**Goal of the exercise:**
Lift out all lines below that contain "color".

**Dataset excerpt:**
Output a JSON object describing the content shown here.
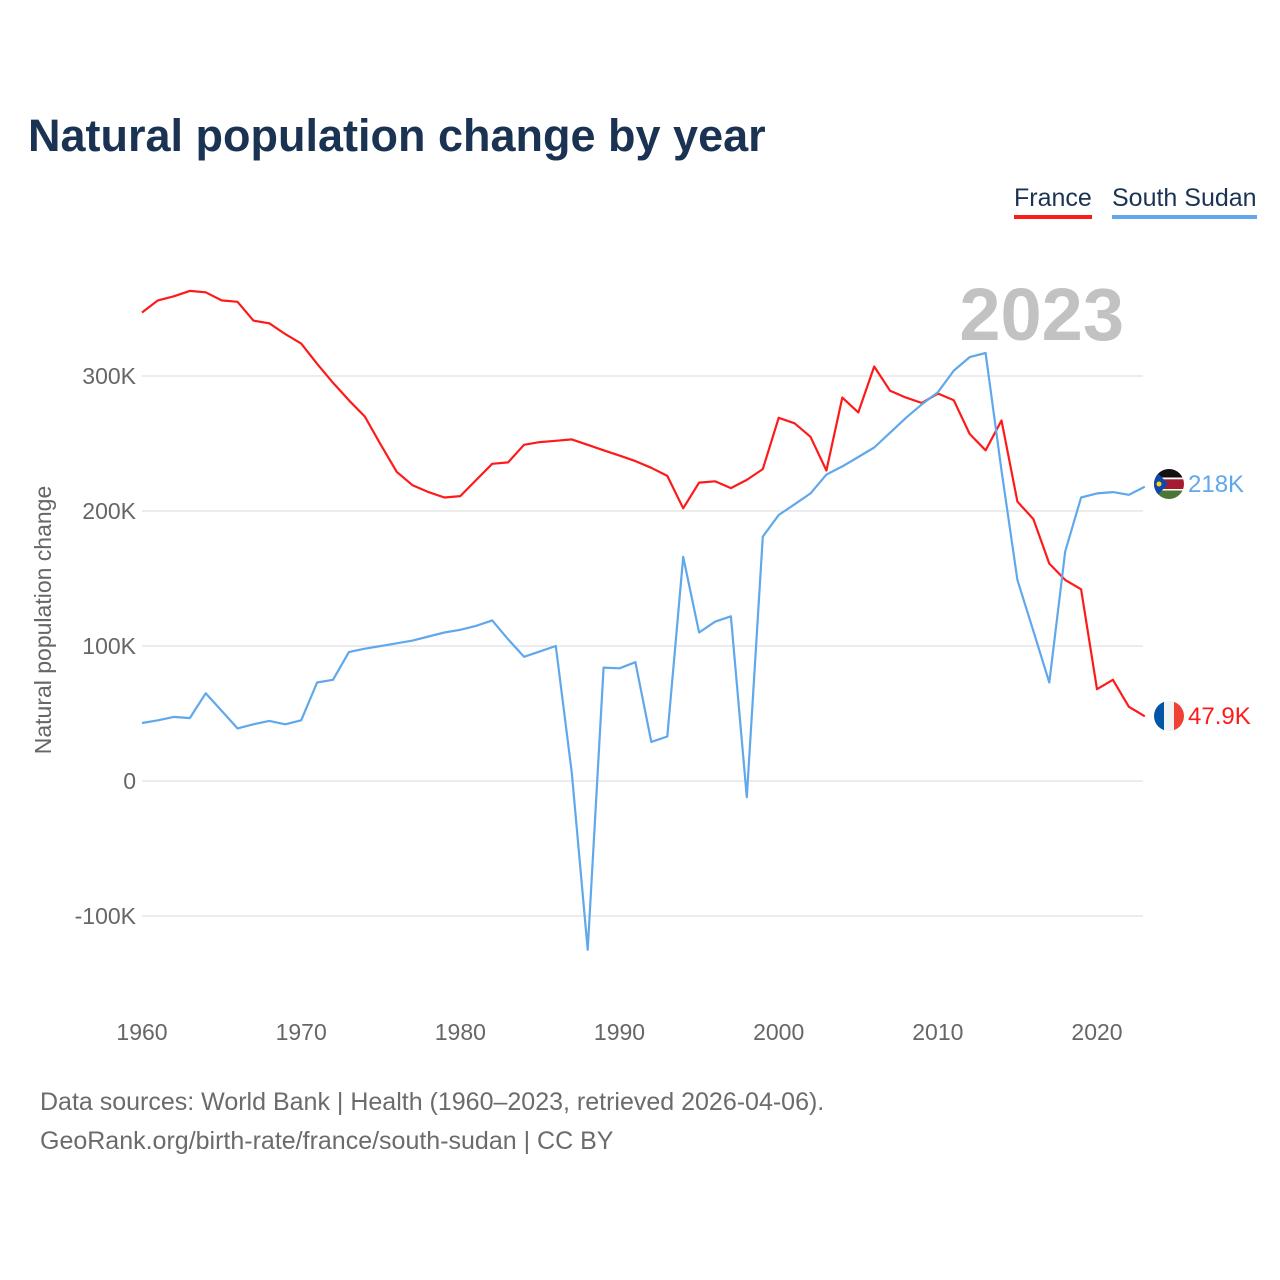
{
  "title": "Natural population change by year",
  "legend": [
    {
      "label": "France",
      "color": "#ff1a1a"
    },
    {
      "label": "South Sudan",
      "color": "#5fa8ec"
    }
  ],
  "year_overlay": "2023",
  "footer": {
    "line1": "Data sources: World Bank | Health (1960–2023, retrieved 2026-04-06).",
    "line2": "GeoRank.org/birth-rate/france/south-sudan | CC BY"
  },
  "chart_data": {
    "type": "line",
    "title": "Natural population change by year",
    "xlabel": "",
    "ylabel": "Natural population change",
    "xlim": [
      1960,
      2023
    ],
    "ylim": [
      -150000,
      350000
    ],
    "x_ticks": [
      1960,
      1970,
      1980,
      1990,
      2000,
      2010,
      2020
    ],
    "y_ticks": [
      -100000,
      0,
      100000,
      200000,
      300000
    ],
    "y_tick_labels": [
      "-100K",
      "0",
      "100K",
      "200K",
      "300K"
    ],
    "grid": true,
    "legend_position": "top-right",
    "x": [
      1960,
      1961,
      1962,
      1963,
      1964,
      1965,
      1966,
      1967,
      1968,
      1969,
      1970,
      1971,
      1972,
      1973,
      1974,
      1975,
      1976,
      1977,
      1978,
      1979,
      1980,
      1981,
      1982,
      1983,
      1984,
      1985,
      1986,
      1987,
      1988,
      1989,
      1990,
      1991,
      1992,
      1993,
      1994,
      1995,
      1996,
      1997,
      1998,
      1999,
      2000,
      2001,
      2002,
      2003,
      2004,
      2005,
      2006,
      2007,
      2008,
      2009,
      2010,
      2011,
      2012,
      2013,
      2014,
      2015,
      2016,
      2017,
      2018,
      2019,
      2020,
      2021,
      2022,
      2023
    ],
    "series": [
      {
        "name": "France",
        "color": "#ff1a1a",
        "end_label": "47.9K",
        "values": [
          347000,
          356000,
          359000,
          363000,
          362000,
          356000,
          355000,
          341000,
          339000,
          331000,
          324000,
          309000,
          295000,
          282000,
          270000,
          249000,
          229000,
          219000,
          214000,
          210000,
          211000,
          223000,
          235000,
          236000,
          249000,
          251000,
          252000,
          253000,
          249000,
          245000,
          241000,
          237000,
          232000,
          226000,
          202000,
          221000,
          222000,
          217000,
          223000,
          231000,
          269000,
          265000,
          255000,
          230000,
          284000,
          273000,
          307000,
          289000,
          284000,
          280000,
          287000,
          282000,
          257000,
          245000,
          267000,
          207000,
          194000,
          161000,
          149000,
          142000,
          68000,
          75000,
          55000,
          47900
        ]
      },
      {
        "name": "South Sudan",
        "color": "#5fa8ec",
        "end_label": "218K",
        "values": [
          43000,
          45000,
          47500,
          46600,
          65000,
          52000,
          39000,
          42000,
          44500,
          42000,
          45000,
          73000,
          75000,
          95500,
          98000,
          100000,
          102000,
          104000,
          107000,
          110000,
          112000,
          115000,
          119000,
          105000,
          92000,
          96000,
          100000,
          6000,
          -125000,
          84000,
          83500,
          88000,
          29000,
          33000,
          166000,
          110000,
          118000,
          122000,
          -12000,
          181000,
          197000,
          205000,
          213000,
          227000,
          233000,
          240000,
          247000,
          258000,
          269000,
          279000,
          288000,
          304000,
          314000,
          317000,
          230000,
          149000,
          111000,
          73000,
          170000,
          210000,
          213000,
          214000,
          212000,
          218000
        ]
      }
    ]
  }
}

**Written response:**
      "color": "#ff1a1a"
      "color": "#5fa8ec"
        "color": "#ff1a1a",
        "color": "#5fa8ec",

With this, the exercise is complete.